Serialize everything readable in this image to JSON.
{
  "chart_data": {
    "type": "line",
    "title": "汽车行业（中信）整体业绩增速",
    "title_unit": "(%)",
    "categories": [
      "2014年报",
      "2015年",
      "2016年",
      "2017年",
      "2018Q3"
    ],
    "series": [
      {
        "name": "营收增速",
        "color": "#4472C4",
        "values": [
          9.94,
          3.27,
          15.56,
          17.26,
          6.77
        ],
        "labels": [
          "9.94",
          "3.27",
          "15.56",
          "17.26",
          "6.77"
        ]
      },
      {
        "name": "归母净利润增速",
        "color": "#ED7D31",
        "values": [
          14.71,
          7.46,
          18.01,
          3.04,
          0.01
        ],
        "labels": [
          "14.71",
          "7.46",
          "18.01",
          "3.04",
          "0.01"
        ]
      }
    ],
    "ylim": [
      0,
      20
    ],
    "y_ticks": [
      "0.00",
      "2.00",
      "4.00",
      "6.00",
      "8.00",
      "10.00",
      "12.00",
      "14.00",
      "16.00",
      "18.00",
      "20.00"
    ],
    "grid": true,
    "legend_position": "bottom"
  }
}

> **Instruction**
Please give back all of the records exactly as written.

> **Exercise answer**
Serialize everything readable in this image to JSON.
{
  "chart_data": {
    "type": "line",
    "title": "汽车行业（中信）整体业绩增速",
    "title_unit": "(%)",
    "categories": [
      "2014年报",
      "2015年",
      "2016年",
      "2017年",
      "2018Q3"
    ],
    "series": [
      {
        "name": "营收增速",
        "color": "#4472C4",
        "values": [
          9.94,
          3.27,
          15.56,
          17.26,
          6.77
        ],
        "labels": [
          "9.94",
          "3.27",
          "15.56",
          "17.26",
          "6.77"
        ]
      },
      {
        "name": "归母净利润增速",
        "color": "#ED7D31",
        "values": [
          14.71,
          7.46,
          18.01,
          3.04,
          0.01
        ],
        "labels": [
          "14.71",
          "7.46",
          "18.01",
          "3.04",
          "0.01"
        ]
      }
    ],
    "ylim": [
      0,
      20
    ],
    "y_ticks": [
      "0.00",
      "2.00",
      "4.00",
      "6.00",
      "8.00",
      "10.00",
      "12.00",
      "14.00",
      "16.00",
      "18.00",
      "20.00"
    ],
    "grid": true,
    "legend_position": "bottom"
  }
}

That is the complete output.